(Data records)
====================
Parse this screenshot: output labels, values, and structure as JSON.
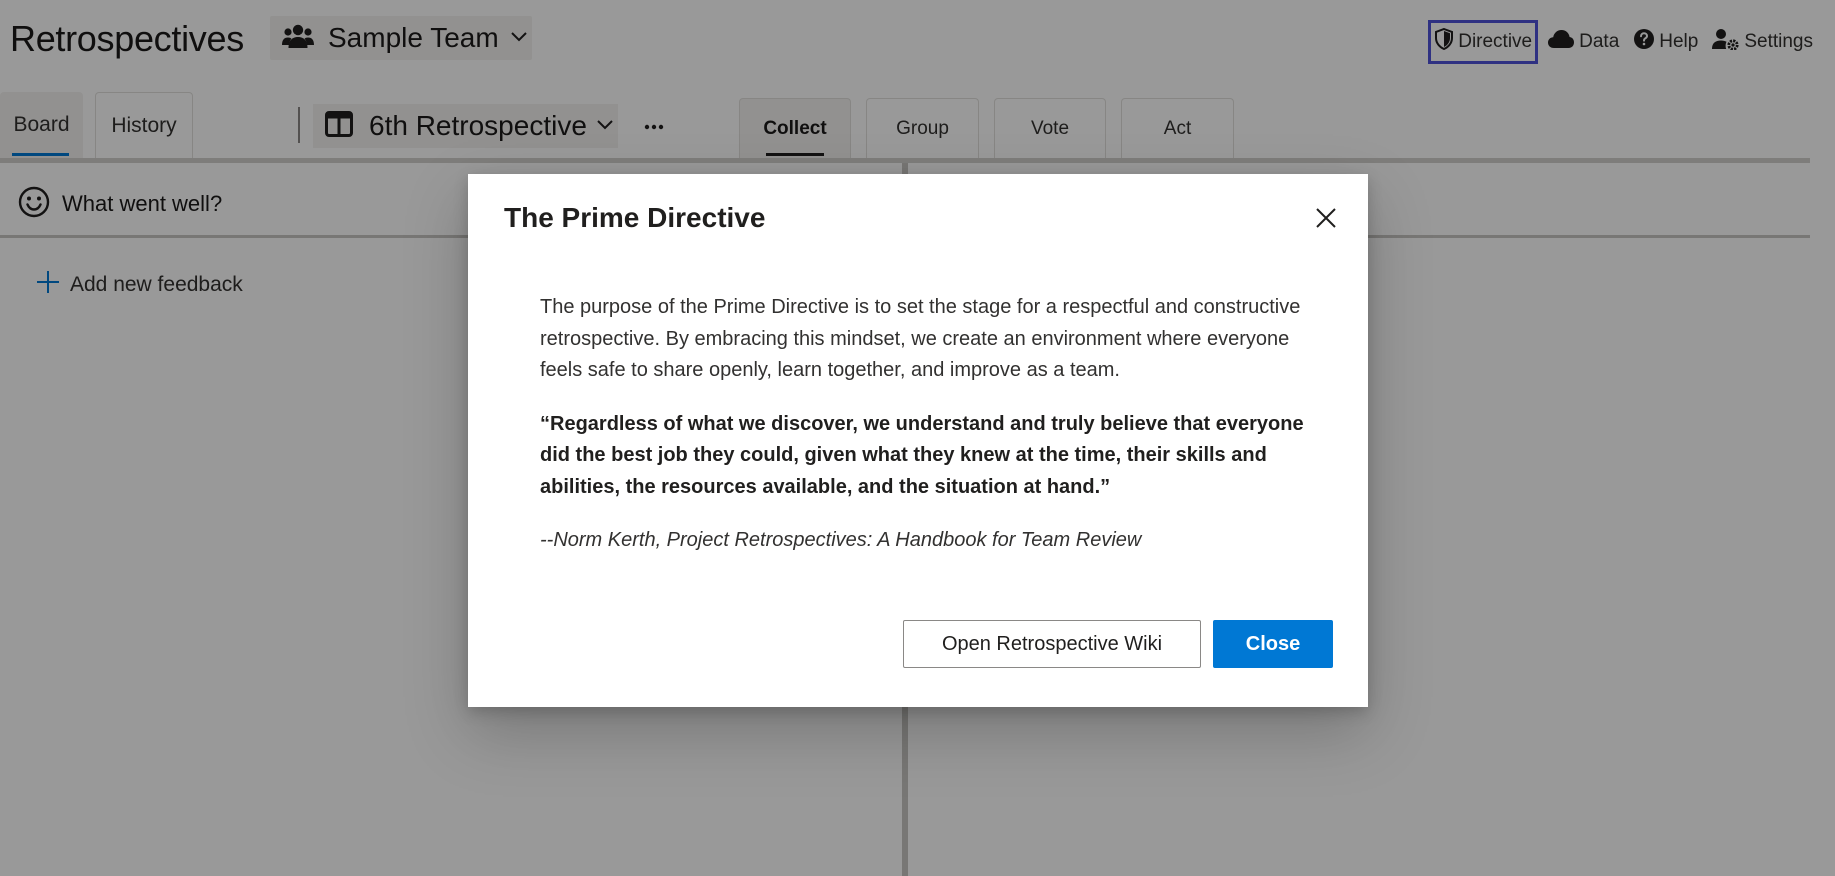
{
  "header": {
    "app_title": "Retrospectives",
    "team_name": "Sample Team",
    "links": {
      "directive": "Directive",
      "data": "Data",
      "help": "Help",
      "settings": "Settings"
    }
  },
  "tabs": {
    "board": "Board",
    "history": "History"
  },
  "retro_selector": {
    "name": "6th Retrospective",
    "more_label": "···"
  },
  "phases": {
    "collect": "Collect",
    "group": "Group",
    "vote": "Vote",
    "act": "Act"
  },
  "board": {
    "column_title": "What went well?",
    "add_feedback": "Add new feedback"
  },
  "dialog": {
    "title": "The Prime Directive",
    "purpose": "The purpose of the Prime Directive is to set the stage for a respectful and constructive retrospective. By embracing this mindset, we create an environment where everyone feels safe to share openly, learn together, and improve as a team.",
    "quote": "“Regardless of what we discover, we understand and truly believe that everyone did the best job they could, given what they knew at the time, their skills and abilities, the resources available, and the situation at hand.”",
    "attribution": "--Norm Kerth, Project Retrospectives: A Handbook for Team Review",
    "wiki_button": "Open Retrospective Wiki",
    "close_button": "Close"
  },
  "colors": {
    "accent": "#0078d4",
    "focus_outline": "#4f52d9",
    "overlay": "rgba(0,0,0,0.40)"
  },
  "icons": {
    "team": "people-icon",
    "retro": "board-layout-icon",
    "directive": "shield-icon",
    "data": "cloud-icon",
    "help": "help-circle-icon",
    "settings": "person-gear-icon",
    "column": "smiley-icon",
    "add": "plus-icon",
    "close": "close-icon"
  }
}
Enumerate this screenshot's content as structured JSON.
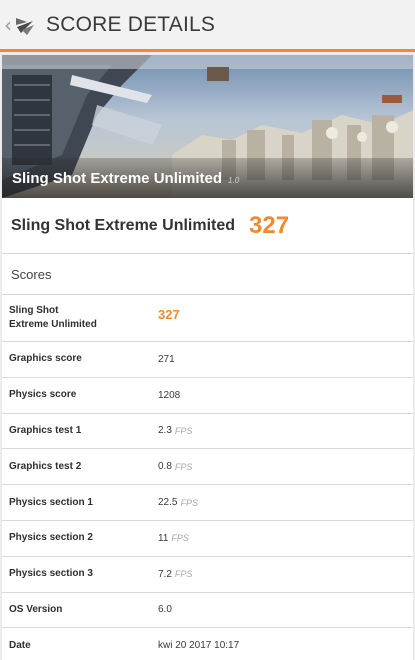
{
  "appbar": {
    "back_glyph": "‹",
    "logo_icon": "3dmark-logo-icon",
    "title": "SCORE DETAILS"
  },
  "hero": {
    "title": "Sling Shot Extreme Unlimited",
    "version": "1.0"
  },
  "summary": {
    "name": "Sling Shot Extreme Unlimited",
    "score": "327"
  },
  "scores": {
    "heading": "Scores",
    "rows": [
      {
        "label": "Sling Shot\nExtreme Unlimited",
        "value": "327",
        "unit": ""
      },
      {
        "label": "Graphics score",
        "value": "271",
        "unit": ""
      },
      {
        "label": "Physics score",
        "value": "1208",
        "unit": ""
      },
      {
        "label": "Graphics test 1",
        "value": "2.3",
        "unit": "FPS"
      },
      {
        "label": "Graphics test 2",
        "value": "0.8",
        "unit": "FPS"
      },
      {
        "label": "Physics section 1",
        "value": "22.5",
        "unit": "FPS"
      },
      {
        "label": "Physics section 2",
        "value": "11",
        "unit": "FPS"
      },
      {
        "label": "Physics section 3",
        "value": "7.2",
        "unit": "FPS"
      },
      {
        "label": "OS Version",
        "value": "6.0",
        "unit": ""
      },
      {
        "label": "Date",
        "value": "kwi 20 2017 10:17",
        "unit": ""
      }
    ]
  },
  "colors": {
    "accent": "#f08a2c",
    "appbar_bg": "#f2f2f2"
  }
}
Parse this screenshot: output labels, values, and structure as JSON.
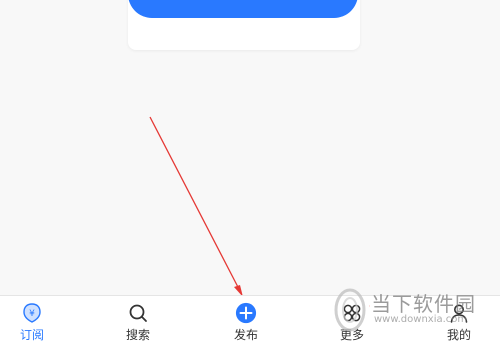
{
  "colors": {
    "accent": "#2979ff",
    "annotation_arrow": "#e53935"
  },
  "card": {
    "button_label": ""
  },
  "tabbar": {
    "tabs": [
      {
        "label": "订阅",
        "icon": "subscribe-icon",
        "active": true
      },
      {
        "label": "搜索",
        "icon": "search-icon",
        "active": false
      },
      {
        "label": "发布",
        "icon": "plus-icon",
        "active": false
      },
      {
        "label": "更多",
        "icon": "grid-more-icon",
        "active": false
      },
      {
        "label": "我的",
        "icon": "person-icon",
        "active": false
      }
    ]
  },
  "watermark": {
    "name": "当下软件园",
    "url": "www.downxia.com"
  }
}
====================
Set exercise: Without the pictures, write out all of the material exactly.

Output for this exercise:
Parse this screenshot: output labels, values, and structure as JSON.
{
  "header": {
    "app_title": "Retrospectives",
    "team_name": "Sample Team",
    "links": {
      "directive": "Directive",
      "data": "Data",
      "help": "Help",
      "settings": "Settings"
    }
  },
  "tabs": {
    "board": "Board",
    "history": "History"
  },
  "retro_selector": {
    "name": "6th Retrospective",
    "more_label": "···"
  },
  "phases": {
    "collect": "Collect",
    "group": "Group",
    "vote": "Vote",
    "act": "Act"
  },
  "board": {
    "column_title": "What went well?",
    "add_feedback": "Add new feedback"
  },
  "dialog": {
    "title": "The Prime Directive",
    "purpose": "The purpose of the Prime Directive is to set the stage for a respectful and constructive retrospective. By embracing this mindset, we create an environment where everyone feels safe to share openly, learn together, and improve as a team.",
    "quote": "“Regardless of what we discover, we understand and truly believe that everyone did the best job they could, given what they knew at the time, their skills and abilities, the resources available, and the situation at hand.”",
    "attribution": "--Norm Kerth, Project Retrospectives: A Handbook for Team Review",
    "wiki_button": "Open Retrospective Wiki",
    "close_button": "Close"
  },
  "colors": {
    "accent": "#0078d4",
    "focus_outline": "#4f52d9",
    "overlay": "rgba(0,0,0,0.40)"
  },
  "icons": {
    "team": "people-icon",
    "retro": "board-layout-icon",
    "directive": "shield-icon",
    "data": "cloud-icon",
    "help": "help-circle-icon",
    "settings": "person-gear-icon",
    "column": "smiley-icon",
    "add": "plus-icon",
    "close": "close-icon"
  }
}
Enumerate this screenshot's content as structured JSON.
{
  "appbar": {
    "back_glyph": "‹",
    "logo_icon": "3dmark-logo-icon",
    "title": "SCORE DETAILS"
  },
  "hero": {
    "title": "Sling Shot Extreme Unlimited",
    "version": "1.0"
  },
  "summary": {
    "name": "Sling Shot Extreme Unlimited",
    "score": "327"
  },
  "scores": {
    "heading": "Scores",
    "rows": [
      {
        "label": "Sling Shot\nExtreme Unlimited",
        "value": "327",
        "unit": ""
      },
      {
        "label": "Graphics score",
        "value": "271",
        "unit": ""
      },
      {
        "label": "Physics score",
        "value": "1208",
        "unit": ""
      },
      {
        "label": "Graphics test 1",
        "value": "2.3",
        "unit": "FPS"
      },
      {
        "label": "Graphics test 2",
        "value": "0.8",
        "unit": "FPS"
      },
      {
        "label": "Physics section 1",
        "value": "22.5",
        "unit": "FPS"
      },
      {
        "label": "Physics section 2",
        "value": "11",
        "unit": "FPS"
      },
      {
        "label": "Physics section 3",
        "value": "7.2",
        "unit": "FPS"
      },
      {
        "label": "OS Version",
        "value": "6.0",
        "unit": ""
      },
      {
        "label": "Date",
        "value": "kwi 20 2017 10:17",
        "unit": ""
      }
    ]
  },
  "colors": {
    "accent": "#f08a2c",
    "appbar_bg": "#f2f2f2"
  }
}
Parse this screenshot: output labels, values, and structure as JSON.
{
  "colors": {
    "accent": "#2979ff",
    "annotation_arrow": "#e53935"
  },
  "card": {
    "button_label": ""
  },
  "tabbar": {
    "tabs": [
      {
        "label": "订阅",
        "icon": "subscribe-icon",
        "active": true
      },
      {
        "label": "搜索",
        "icon": "search-icon",
        "active": false
      },
      {
        "label": "发布",
        "icon": "plus-icon",
        "active": false
      },
      {
        "label": "更多",
        "icon": "grid-more-icon",
        "active": false
      },
      {
        "label": "我的",
        "icon": "person-icon",
        "active": false
      }
    ]
  },
  "watermark": {
    "name": "当下软件园",
    "url": "www.downxia.com"
  }
}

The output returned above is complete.